ОПИСАНИЕ ЗАДАНИЯ - Выведите дословно все строки записей ниже, пропустив изображения.

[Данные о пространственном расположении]
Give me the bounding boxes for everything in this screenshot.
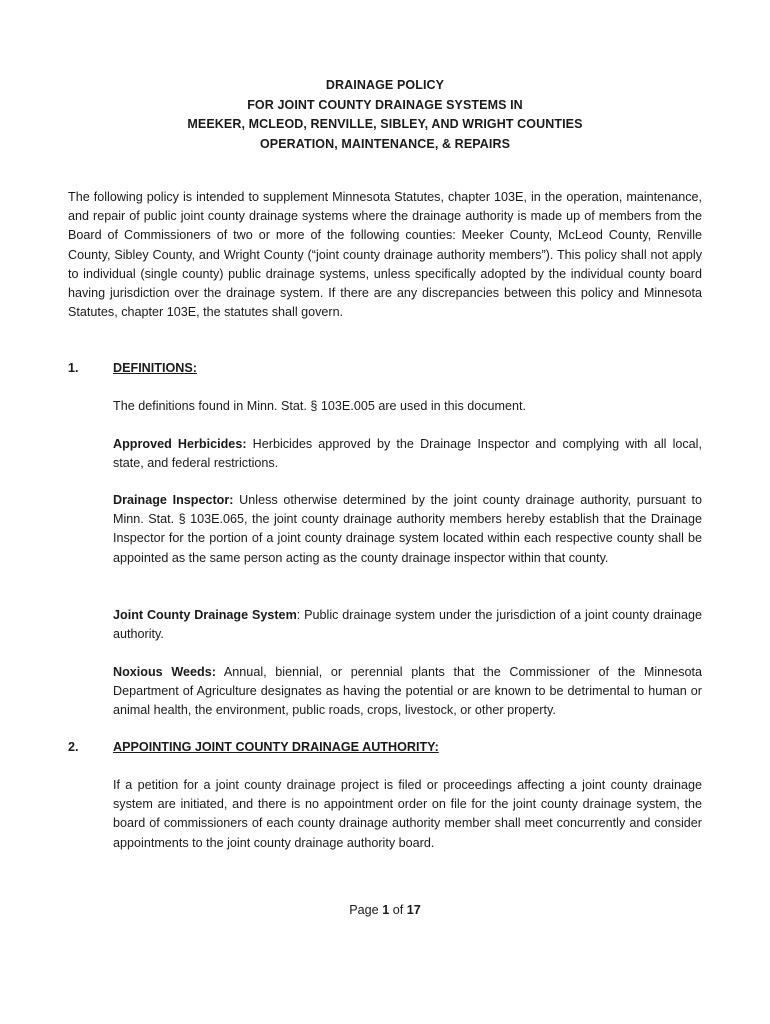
section-2-title: APPOINTING JOINT COUNTY DRAINAGE AUTHORITY:: [113, 740, 439, 754]
title-line-4: OPERATION, MAINTENANCE, & REPAIRS: [259, 136, 511, 151]
section-2-number: 2.: [68, 740, 79, 754]
footer-middle: of: [389, 903, 407, 917]
definition-term: Drainage Inspector:: [113, 493, 234, 507]
definition-joint-county-drainage-system: [113, 606, 702, 644]
title-line-1: DRAINAGE POLICY: [325, 78, 445, 92]
definition-text: : Public drainage system under the jurisdiction of a joint county drainage authority.: [113, 608, 702, 642]
definitions-intro: The definitions found in Minn. Stat. § 103E.005 are used in this document.: [113, 399, 527, 413]
section-1-title: DEFINITIONS:: [113, 361, 197, 375]
page-footer: [0, 901, 770, 920]
definition-approved-herbicides: [113, 435, 702, 473]
footer-total-pages: 17: [406, 903, 421, 917]
intro-paragraph: The following policy is intended to supplement Minnesota Statutes, chapter 103E, in the operation, maintenance, and repair of public joint county drainage systems where the drainage authority is made up of members from the Board of Commissioners of two or more of the following counties: Meeker County, McLeod County, Renville County, Sibley County, and Wright County (“joint county drainage authority members”). This policy shall not apply to individual (single county) public drainage systems, unless specifically adopted by the individual county board having jurisdiction over the drainage system. If there are any discrepancies between this policy and Minnesota Statutes, chapter 103E, the statutes shall govern.: [68, 190, 702, 320]
section-2-paragraph: If a petition for a joint county drainage project is filed or proceedings affecting a joint county drainage system are initiated, and there is no appointment order on file for the joint county drainage system, the board of commissioners of each county drainage authority member shall meet concurrently and consider appointments to the joint county drainage authority board.: [113, 778, 702, 850]
title-line-2: FOR JOINT COUNTY DRAINAGE SYSTEMS IN: [247, 97, 523, 112]
definition-text: Annual, biennial, or perennial plants that the Commissioner of the Minnesota Department of Agriculture designates as having the potential or are known to be detrimental to human or animal health, the environment, public roads, crops, livestock, or other property.: [113, 665, 702, 718]
document-title: [0, 76, 770, 154]
definition-term: Joint County Drainage System: [113, 608, 297, 622]
footer-current-page: 1: [382, 903, 390, 917]
definition-term: Noxious Weeds:: [113, 665, 216, 679]
definition-drainage-inspector: [113, 491, 702, 568]
definition-text: Herbicides approved by the Drainage Inspector and complying with all local, state, and federal restrictions.: [113, 437, 702, 471]
title-line-3: MEEKER, MCLEOD, RENVILLE, SIBLEY, AND WRIGHT COUNTIES: [187, 117, 583, 131]
definition-noxious-weeds: [113, 663, 702, 721]
footer-prefix: Page: [349, 903, 383, 917]
definition-text: Unless otherwise determined by the joint county drainage authority, pursuant to Minn. Stat. § 103E.065, the joint county drainage authority members hereby establish that the Drainage Inspector for the portion of a joint county drainage system located within each respective county shall be appointed as the same person acting as the county drainage inspector within that county.: [113, 493, 702, 565]
definition-term: Approved Herbicides:: [113, 437, 247, 451]
section-1-number: 1.: [68, 361, 79, 375]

РЕШЕНИЕ ЗАДАНИЯ -
Give me the bounding boxes for everything in this screenshot.
section-2-title: APPOINTING JOINT COUNTY DRAINAGE AUTHORITY:: [113, 740, 439, 754]
title-line-4: OPERATION, MAINTENANCE, & REPAIRS: [259, 136, 511, 151]
section-2-number: 2.: [68, 740, 79, 754]
footer-middle: of: [389, 903, 407, 917]
definition-term: Drainage Inspector:: [113, 493, 234, 507]
definition-joint-county-drainage-system: [113, 606, 702, 644]
title-line-1: DRAINAGE POLICY: [325, 78, 445, 92]
definition-text: : Public drainage system under the jurisdiction of a joint county drainage authority.: [113, 608, 702, 642]
definitions-intro: The definitions found in Minn. Stat. § 103E.005 are used in this document.: [113, 399, 527, 413]
section-1-title: DEFINITIONS:: [113, 361, 197, 375]
page-footer: [0, 901, 770, 920]
definition-approved-herbicides: [113, 435, 702, 473]
footer-total-pages: 17: [406, 903, 421, 917]
intro-paragraph: The following policy is intended to supplement Minnesota Statutes, chapter 103E, in the operation, maintenance, and repair of public joint county drainage systems where the drainage authority is made up of members from the Board of Commissioners of two or more of the following counties: Meeker County, McLeod County, Renville County, Sibley County, and Wright County (“joint county drainage authority members”). This policy shall not apply to individual (single county) public drainage systems, unless specifically adopted by the individual county board having jurisdiction over the drainage system. If there are any discrepancies between this policy and Minnesota Statutes, chapter 103E, the statutes shall govern.: [68, 190, 702, 320]
section-2-paragraph: If a petition for a joint county drainage project is filed or proceedings affecting a joint county drainage system are initiated, and there is no appointment order on file for the joint county drainage system, the board of commissioners of each county drainage authority member shall meet concurrently and consider appointments to the joint county drainage authority board.: [113, 778, 702, 850]
title-line-2: FOR JOINT COUNTY DRAINAGE SYSTEMS IN: [247, 97, 523, 112]
definition-text: Annual, biennial, or perennial plants that the Commissioner of the Minnesota Department of Agriculture designates as having the potential or are known to be detrimental to human or animal health, the environment, public roads, crops, livestock, or other property.: [113, 665, 702, 718]
document-title: [0, 76, 770, 154]
definition-term: Joint County Drainage System: [113, 608, 297, 622]
footer-current-page: 1: [382, 903, 390, 917]
definition-term: Noxious Weeds:: [113, 665, 216, 679]
definition-drainage-inspector: [113, 491, 702, 568]
definition-text: Herbicides approved by the Drainage Inspector and complying with all local, state, and federal restrictions.: [113, 437, 702, 471]
title-line-3: MEEKER, MCLEOD, RENVILLE, SIBLEY, AND WRIGHT COUNTIES: [187, 117, 583, 131]
definition-noxious-weeds: [113, 663, 702, 721]
footer-prefix: Page: [349, 903, 383, 917]
definition-text: Unless otherwise determined by the joint county drainage authority, pursuant to Minn. Stat. § 103E.065, the joint county drainage authority members hereby establish that the Drainage Inspector for the portion of a joint county drainage system located within each respective county shall be appointed as the same person acting as the county drainage inspector within that county.: [113, 493, 702, 565]
definition-term: Approved Herbicides:: [113, 437, 247, 451]
section-1-number: 1.: [68, 361, 79, 375]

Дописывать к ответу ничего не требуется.